Written instruction →
All lines in the data bearing the string "name" should be identified and copied.

Entries with figure data:
☆ ☆ ☆ ☆

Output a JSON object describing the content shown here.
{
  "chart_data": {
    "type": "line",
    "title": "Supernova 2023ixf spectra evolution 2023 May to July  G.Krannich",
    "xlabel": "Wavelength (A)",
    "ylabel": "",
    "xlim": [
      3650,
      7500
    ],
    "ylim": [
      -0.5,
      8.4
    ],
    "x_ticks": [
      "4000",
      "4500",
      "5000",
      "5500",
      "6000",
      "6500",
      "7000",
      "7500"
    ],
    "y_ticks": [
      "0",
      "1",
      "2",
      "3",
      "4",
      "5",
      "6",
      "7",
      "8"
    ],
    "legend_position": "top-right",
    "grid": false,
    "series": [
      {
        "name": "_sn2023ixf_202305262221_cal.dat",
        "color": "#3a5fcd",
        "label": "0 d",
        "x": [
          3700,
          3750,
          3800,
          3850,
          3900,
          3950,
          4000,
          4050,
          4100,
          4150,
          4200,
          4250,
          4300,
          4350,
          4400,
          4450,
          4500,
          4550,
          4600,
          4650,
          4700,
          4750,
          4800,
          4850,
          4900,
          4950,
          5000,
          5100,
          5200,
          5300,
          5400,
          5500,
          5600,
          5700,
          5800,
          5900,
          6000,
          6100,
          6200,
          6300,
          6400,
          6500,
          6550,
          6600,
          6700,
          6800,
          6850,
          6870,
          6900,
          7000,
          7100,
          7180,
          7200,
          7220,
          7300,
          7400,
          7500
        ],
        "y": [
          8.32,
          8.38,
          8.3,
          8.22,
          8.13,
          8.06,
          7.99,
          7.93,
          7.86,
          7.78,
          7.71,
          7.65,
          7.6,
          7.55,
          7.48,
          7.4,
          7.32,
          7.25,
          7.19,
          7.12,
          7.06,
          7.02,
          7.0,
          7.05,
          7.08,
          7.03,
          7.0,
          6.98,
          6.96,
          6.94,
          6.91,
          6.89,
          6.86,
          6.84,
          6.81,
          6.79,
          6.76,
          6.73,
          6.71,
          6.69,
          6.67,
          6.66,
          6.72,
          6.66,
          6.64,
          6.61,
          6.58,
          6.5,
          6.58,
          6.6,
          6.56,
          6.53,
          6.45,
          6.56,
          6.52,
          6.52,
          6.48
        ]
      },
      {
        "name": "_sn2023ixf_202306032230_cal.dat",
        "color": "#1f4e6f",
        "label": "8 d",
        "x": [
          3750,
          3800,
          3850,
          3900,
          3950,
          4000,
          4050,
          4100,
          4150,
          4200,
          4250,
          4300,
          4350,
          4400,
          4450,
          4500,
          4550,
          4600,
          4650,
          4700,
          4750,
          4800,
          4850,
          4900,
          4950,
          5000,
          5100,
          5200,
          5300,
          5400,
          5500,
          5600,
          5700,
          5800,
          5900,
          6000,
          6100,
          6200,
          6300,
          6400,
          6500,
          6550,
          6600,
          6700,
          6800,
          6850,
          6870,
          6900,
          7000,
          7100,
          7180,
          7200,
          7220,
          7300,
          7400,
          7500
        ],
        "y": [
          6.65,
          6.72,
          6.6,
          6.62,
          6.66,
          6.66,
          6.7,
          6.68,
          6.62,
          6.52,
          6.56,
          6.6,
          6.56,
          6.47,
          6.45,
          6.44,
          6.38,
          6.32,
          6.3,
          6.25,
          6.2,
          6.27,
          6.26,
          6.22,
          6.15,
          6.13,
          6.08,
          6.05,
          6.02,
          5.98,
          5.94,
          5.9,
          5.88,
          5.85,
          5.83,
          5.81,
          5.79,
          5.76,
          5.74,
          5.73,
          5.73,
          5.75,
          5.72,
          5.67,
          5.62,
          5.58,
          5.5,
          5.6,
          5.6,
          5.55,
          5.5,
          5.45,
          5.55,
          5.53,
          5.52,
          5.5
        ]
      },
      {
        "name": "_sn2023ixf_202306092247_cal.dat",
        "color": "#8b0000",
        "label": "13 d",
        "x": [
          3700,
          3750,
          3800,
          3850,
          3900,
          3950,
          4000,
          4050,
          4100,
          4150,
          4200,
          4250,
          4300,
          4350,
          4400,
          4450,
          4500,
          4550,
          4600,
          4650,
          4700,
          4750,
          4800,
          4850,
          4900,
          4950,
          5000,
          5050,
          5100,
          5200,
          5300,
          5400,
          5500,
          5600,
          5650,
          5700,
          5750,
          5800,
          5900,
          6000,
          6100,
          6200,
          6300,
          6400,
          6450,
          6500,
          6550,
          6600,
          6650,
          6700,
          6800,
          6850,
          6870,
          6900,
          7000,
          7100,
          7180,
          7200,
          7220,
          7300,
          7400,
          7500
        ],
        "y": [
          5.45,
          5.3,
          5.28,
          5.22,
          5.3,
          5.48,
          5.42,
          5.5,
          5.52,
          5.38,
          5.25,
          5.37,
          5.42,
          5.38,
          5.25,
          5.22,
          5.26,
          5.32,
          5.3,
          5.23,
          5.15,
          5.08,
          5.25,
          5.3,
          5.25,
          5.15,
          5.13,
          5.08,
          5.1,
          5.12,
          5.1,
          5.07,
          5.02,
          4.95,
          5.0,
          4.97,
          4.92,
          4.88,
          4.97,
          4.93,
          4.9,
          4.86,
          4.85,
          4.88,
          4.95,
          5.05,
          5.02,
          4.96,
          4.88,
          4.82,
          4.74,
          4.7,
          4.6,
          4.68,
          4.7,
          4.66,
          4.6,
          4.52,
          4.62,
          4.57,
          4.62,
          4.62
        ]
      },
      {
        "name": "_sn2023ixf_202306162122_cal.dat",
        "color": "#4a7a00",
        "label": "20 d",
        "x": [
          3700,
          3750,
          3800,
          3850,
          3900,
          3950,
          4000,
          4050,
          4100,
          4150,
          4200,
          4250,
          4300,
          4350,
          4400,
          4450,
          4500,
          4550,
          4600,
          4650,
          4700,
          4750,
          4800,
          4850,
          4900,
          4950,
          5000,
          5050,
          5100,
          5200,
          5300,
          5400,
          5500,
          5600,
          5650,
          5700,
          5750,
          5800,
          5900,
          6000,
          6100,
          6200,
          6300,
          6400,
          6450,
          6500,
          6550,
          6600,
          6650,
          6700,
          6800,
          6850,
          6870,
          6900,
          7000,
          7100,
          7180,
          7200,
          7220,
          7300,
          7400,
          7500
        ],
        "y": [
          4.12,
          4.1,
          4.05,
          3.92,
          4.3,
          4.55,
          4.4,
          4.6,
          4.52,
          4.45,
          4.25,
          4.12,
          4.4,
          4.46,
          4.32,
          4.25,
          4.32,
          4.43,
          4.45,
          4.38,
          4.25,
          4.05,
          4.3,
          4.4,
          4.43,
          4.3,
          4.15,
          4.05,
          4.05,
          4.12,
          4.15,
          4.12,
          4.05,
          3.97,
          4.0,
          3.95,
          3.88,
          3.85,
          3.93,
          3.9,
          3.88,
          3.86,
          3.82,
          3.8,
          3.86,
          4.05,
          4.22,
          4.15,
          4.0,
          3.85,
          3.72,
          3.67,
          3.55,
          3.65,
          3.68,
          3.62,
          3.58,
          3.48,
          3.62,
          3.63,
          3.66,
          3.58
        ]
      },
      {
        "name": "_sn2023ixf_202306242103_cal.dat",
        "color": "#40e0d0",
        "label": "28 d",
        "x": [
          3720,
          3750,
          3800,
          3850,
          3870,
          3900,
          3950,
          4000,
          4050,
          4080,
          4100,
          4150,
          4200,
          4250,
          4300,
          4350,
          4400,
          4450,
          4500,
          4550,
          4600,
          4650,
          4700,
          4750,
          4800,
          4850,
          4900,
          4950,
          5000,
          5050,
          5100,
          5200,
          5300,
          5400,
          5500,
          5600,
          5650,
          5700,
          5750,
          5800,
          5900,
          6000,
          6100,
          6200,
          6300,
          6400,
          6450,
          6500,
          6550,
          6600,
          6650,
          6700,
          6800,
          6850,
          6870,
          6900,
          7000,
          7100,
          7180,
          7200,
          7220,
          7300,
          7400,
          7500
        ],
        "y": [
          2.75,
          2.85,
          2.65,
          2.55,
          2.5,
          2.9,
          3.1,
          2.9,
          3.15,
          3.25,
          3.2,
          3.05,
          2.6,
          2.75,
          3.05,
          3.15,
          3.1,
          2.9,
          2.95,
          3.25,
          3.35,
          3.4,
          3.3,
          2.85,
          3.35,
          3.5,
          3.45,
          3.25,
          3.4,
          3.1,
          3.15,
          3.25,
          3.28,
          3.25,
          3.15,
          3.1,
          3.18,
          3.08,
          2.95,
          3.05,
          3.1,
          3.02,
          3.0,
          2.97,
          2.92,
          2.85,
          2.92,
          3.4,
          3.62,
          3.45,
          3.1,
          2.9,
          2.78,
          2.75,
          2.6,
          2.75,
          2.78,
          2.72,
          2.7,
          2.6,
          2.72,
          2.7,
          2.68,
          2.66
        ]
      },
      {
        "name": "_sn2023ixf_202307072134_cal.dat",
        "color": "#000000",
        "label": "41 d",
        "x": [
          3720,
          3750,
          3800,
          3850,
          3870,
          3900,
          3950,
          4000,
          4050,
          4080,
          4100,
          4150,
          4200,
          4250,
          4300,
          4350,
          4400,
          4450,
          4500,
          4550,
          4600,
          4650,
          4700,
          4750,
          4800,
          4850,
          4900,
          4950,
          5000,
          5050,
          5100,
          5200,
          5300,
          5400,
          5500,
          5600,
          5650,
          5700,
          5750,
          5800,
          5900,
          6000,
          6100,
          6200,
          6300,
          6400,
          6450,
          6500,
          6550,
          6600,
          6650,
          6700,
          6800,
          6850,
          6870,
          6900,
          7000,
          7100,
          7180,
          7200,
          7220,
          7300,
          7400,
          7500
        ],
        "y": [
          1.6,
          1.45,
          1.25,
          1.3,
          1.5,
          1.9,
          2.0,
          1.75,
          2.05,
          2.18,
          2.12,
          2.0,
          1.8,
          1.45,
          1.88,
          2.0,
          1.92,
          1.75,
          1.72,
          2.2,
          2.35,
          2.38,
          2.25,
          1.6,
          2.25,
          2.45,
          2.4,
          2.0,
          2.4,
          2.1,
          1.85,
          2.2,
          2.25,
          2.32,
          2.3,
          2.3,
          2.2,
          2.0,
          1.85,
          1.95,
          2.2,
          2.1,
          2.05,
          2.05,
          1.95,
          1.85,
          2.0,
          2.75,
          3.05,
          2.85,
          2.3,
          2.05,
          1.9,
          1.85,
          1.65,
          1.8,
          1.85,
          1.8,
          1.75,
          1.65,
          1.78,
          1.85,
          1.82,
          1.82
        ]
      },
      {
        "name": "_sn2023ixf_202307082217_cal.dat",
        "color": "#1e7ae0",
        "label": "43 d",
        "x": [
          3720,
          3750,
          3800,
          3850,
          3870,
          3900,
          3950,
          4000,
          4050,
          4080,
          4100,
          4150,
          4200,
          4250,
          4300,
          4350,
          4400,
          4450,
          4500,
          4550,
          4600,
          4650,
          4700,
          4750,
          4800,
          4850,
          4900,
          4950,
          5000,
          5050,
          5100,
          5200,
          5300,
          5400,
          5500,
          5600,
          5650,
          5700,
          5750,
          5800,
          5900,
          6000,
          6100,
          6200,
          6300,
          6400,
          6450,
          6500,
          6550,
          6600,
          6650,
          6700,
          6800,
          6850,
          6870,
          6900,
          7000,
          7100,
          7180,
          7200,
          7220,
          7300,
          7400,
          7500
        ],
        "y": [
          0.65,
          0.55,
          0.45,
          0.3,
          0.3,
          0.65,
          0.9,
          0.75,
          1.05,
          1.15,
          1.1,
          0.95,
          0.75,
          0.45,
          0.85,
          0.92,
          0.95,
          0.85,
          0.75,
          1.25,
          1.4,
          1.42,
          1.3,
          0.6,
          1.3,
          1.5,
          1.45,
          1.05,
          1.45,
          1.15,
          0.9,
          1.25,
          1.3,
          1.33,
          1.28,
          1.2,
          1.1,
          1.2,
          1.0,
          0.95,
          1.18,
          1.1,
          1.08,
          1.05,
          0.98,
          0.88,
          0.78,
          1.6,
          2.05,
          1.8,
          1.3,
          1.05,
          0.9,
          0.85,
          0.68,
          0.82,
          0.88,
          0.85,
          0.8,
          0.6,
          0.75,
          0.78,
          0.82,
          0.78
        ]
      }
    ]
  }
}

☆ ☆ ☆ ☆

Finished exercise →
        "name": "_sn2023ixf_202305262221_cal.dat",
        "name": "_sn2023ixf_202306032230_cal.dat",
        "name": "_sn2023ixf_202306092247_cal.dat",
        "name": "_sn2023ixf_202306162122_cal.dat",
        "name": "_sn2023ixf_202306242103_cal.dat",
        "name": "_sn2023ixf_202307072134_cal.dat",
        "name": "_sn2023ixf_202307082217_cal.dat",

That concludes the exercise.